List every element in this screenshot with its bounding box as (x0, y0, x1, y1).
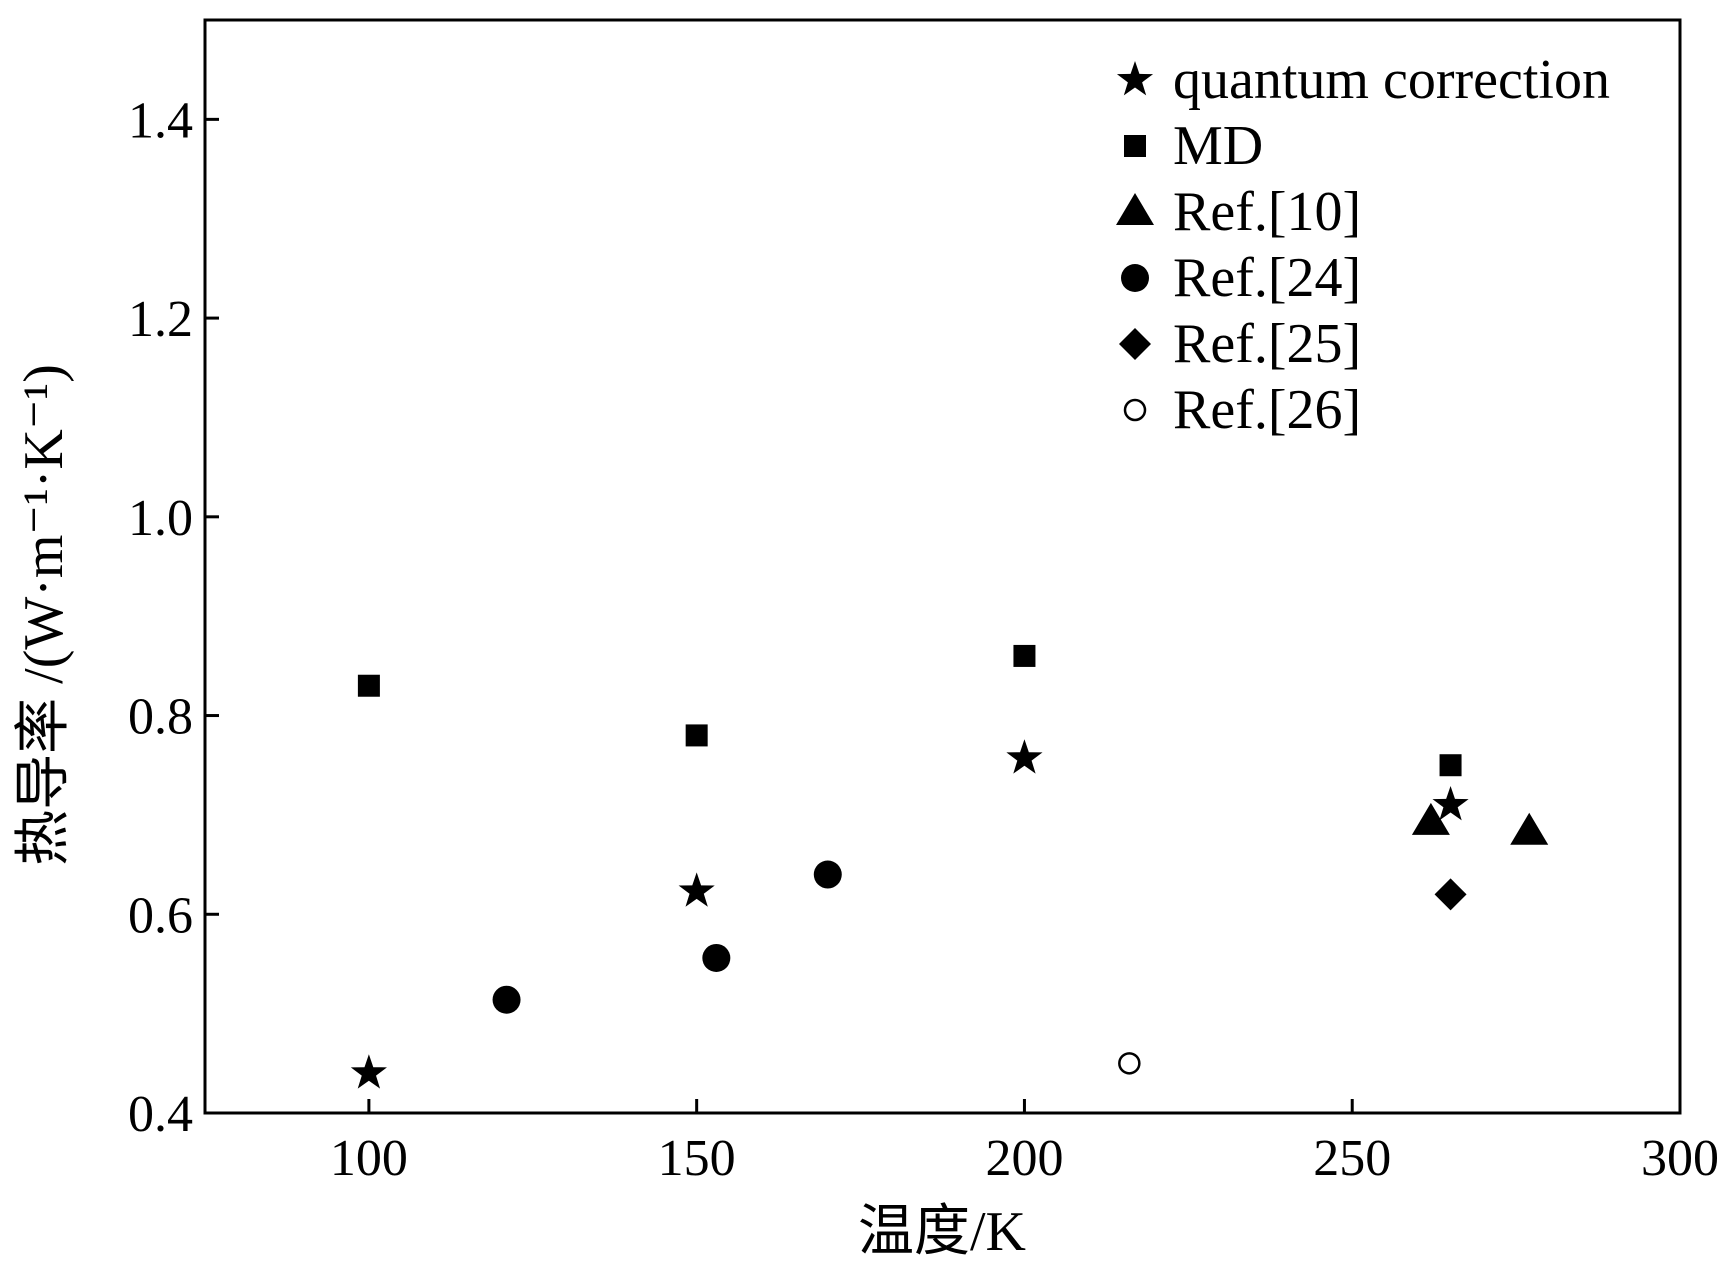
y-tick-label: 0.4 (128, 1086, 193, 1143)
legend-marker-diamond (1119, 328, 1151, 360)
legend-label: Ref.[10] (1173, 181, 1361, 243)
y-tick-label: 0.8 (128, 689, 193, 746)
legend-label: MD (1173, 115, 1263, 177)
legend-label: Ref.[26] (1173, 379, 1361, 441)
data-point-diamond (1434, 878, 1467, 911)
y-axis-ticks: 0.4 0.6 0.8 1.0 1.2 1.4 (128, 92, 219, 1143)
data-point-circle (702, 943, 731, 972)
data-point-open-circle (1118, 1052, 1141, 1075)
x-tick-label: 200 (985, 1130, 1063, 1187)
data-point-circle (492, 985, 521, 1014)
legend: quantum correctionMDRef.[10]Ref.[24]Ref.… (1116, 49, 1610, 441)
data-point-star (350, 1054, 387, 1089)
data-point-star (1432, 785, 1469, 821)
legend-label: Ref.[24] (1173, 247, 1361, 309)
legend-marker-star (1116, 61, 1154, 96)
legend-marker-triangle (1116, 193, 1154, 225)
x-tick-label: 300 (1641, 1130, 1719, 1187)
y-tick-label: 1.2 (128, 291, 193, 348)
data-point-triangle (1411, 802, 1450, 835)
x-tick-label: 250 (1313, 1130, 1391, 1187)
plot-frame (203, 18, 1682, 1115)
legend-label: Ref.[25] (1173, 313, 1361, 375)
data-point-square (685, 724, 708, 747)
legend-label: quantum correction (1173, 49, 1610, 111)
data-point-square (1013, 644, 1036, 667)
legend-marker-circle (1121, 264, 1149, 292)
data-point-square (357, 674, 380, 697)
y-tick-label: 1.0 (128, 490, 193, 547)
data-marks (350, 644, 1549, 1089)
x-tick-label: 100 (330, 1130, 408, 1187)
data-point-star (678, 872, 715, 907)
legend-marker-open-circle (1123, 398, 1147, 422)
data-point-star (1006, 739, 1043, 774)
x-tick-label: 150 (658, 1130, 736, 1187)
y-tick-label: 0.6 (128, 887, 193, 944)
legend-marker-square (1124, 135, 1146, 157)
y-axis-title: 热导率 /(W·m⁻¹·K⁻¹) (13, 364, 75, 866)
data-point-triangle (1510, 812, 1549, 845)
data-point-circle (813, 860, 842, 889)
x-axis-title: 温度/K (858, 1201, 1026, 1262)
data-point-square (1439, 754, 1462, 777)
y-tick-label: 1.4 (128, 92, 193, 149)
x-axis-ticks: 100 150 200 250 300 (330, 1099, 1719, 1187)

--*--

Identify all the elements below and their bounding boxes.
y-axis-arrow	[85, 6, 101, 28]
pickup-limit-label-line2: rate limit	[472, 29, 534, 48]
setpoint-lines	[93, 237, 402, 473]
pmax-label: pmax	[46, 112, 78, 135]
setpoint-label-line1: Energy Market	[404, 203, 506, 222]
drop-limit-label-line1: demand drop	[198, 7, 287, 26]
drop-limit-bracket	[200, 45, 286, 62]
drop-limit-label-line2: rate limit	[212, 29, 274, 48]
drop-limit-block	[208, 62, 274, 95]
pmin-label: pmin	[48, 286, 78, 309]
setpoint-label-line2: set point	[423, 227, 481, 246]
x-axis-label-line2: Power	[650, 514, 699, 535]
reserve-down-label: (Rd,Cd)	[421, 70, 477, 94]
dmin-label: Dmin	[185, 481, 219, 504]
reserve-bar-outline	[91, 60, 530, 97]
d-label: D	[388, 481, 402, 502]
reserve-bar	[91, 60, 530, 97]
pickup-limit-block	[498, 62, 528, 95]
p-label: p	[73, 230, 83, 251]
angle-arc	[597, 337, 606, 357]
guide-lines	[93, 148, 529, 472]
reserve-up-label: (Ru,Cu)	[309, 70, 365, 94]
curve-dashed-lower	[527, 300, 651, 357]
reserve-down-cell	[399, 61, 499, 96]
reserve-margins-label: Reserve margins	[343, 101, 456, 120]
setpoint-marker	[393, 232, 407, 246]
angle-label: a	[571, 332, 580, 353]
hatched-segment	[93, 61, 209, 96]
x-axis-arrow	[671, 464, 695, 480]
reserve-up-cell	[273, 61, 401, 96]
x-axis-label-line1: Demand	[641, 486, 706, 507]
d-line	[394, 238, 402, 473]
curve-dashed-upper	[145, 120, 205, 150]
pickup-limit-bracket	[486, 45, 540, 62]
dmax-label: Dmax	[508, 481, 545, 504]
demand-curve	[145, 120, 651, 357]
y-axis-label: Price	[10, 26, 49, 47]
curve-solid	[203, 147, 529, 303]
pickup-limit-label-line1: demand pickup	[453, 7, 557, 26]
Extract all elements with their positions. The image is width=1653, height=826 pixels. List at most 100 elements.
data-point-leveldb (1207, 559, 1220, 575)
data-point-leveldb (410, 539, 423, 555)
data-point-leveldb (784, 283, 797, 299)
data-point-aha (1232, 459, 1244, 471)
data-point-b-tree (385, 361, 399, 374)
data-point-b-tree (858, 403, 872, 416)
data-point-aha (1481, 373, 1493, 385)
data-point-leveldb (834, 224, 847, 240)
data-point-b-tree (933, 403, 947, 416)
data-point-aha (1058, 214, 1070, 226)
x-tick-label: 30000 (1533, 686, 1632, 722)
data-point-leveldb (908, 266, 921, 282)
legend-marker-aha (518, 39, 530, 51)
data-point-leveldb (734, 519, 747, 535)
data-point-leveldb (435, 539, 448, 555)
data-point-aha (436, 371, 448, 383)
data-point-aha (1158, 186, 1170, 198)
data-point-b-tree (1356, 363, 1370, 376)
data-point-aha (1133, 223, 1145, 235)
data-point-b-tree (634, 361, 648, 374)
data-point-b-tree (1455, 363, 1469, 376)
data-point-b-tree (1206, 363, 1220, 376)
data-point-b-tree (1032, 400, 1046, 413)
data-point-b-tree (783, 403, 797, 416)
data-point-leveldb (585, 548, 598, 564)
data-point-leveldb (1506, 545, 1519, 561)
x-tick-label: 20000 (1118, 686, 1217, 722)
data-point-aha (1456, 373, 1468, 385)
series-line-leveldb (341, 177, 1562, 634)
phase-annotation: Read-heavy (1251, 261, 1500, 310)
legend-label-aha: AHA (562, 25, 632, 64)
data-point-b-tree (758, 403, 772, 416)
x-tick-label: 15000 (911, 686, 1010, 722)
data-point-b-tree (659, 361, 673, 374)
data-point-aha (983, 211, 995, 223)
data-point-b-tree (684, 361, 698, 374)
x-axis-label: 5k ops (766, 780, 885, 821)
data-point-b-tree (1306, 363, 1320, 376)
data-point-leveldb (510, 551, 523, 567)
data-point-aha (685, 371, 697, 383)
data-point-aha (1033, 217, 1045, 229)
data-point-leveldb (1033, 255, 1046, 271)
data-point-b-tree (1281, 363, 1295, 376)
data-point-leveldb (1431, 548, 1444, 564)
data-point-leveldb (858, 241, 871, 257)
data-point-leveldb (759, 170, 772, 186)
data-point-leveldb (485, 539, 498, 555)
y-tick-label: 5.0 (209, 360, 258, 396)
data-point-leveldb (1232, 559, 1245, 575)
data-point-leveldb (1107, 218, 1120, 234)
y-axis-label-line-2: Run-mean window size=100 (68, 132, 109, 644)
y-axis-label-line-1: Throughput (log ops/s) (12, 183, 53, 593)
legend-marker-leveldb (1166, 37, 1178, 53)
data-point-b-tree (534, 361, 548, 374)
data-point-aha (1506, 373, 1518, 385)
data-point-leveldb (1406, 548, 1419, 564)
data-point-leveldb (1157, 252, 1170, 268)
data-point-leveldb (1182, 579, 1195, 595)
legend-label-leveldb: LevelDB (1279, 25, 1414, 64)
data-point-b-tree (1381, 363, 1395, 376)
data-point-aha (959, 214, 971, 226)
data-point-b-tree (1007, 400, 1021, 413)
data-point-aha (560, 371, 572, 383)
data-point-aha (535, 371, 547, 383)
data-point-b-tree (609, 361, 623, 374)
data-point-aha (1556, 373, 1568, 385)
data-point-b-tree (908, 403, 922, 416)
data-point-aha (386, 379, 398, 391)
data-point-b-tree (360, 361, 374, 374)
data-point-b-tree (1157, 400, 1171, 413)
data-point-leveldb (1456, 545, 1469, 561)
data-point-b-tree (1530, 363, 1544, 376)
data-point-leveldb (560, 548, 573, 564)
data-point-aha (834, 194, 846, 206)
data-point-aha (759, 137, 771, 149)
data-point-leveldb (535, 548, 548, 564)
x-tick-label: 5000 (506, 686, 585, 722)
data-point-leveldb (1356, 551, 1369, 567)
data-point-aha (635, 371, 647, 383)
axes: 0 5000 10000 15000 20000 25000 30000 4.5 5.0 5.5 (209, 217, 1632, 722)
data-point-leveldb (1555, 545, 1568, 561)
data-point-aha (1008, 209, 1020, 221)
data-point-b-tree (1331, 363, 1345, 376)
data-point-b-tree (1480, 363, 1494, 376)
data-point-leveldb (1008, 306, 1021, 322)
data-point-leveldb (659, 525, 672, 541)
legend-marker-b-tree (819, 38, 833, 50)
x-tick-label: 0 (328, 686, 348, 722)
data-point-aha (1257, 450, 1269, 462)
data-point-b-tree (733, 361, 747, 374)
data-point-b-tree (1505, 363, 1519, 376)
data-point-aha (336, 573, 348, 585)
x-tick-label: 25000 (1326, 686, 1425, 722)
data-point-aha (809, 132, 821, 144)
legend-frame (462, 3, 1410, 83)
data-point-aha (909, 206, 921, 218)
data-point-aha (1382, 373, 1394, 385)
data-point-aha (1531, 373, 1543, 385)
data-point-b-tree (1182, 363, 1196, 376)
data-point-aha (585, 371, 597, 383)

--*--

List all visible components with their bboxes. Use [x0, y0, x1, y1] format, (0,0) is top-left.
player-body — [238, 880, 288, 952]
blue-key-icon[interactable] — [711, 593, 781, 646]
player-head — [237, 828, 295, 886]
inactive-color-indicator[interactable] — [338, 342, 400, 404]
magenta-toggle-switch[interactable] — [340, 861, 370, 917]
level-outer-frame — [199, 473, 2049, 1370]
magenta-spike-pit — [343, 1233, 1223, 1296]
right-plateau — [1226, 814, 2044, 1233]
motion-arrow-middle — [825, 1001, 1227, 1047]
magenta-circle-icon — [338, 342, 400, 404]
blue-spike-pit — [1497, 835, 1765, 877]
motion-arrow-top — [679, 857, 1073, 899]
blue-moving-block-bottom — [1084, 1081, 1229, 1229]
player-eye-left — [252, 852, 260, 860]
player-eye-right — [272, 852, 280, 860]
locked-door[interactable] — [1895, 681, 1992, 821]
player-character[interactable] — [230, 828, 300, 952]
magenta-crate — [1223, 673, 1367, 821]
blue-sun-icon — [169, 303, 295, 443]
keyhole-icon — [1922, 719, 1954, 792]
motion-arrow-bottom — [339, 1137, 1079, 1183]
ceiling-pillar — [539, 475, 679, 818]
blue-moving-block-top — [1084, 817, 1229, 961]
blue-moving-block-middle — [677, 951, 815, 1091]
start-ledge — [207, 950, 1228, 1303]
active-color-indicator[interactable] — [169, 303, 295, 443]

--*--

AIM: Please copy the lines from the one with "List every element" to the one with "x-axis-ticks: 100 150", both included, and leave the pictures out of your answer.

OUTPUT OF THE EXERCISE:
List every element in this screenshot with its bounding box as (x0, y0, x1, y1).
y-tick-label: 0.4 (128, 1086, 193, 1143)
legend-marker-diamond (1119, 328, 1151, 360)
legend-label: Ref.[10] (1173, 181, 1361, 243)
y-tick-label: 0.8 (128, 689, 193, 746)
legend-label: MD (1173, 115, 1263, 177)
legend-label: Ref.[26] (1173, 379, 1361, 441)
data-point-diamond (1434, 878, 1467, 911)
y-axis-ticks: 0.4 0.6 0.8 1.0 1.2 1.4 (128, 92, 219, 1143)
data-point-circle (702, 943, 731, 972)
data-point-open-circle (1118, 1052, 1141, 1075)
x-tick-label: 200 (985, 1130, 1063, 1187)
data-point-circle (492, 985, 521, 1014)
legend: quantum correctionMDRef.[10]Ref.[24]Ref.… (1116, 49, 1610, 441)
data-point-star (350, 1054, 387, 1089)
data-point-star (1432, 785, 1469, 821)
legend-label: Ref.[24] (1173, 247, 1361, 309)
legend-marker-star (1116, 61, 1154, 96)
legend-marker-triangle (1116, 193, 1154, 225)
x-tick-label: 300 (1641, 1130, 1719, 1187)
y-tick-label: 1.2 (128, 291, 193, 348)
data-point-triangle (1411, 802, 1450, 835)
x-tick-label: 250 (1313, 1130, 1391, 1187)
plot-frame (203, 18, 1682, 1115)
legend-label: Ref.[25] (1173, 313, 1361, 375)
data-point-square (685, 724, 708, 747)
legend-label: quantum correction (1173, 49, 1610, 111)
data-point-square (1013, 644, 1036, 667)
legend-marker-circle (1121, 264, 1149, 292)
data-point-square (357, 674, 380, 697)
y-tick-label: 1.0 (128, 490, 193, 547)
data-marks (350, 644, 1549, 1089)
x-tick-label: 100 (330, 1130, 408, 1187)
data-point-star (678, 872, 715, 907)
legend-marker-open-circle (1123, 398, 1147, 422)
data-point-star (1006, 739, 1043, 774)
x-tick-label: 150 (658, 1130, 736, 1187)
y-tick-label: 0.6 (128, 887, 193, 944)
legend-marker-square (1124, 135, 1146, 157)
y-axis-title: 热导率 /(W·m⁻¹·K⁻¹) (13, 364, 75, 866)
data-point-triangle (1510, 812, 1549, 845)
data-point-circle (813, 860, 842, 889)
x-axis-title: 温度/K (858, 1201, 1026, 1262)
data-point-square (1439, 754, 1462, 777)
y-tick-label: 1.4 (128, 92, 193, 149)
x-axis-ticks: 100 150 200 250 300 (330, 1099, 1719, 1187)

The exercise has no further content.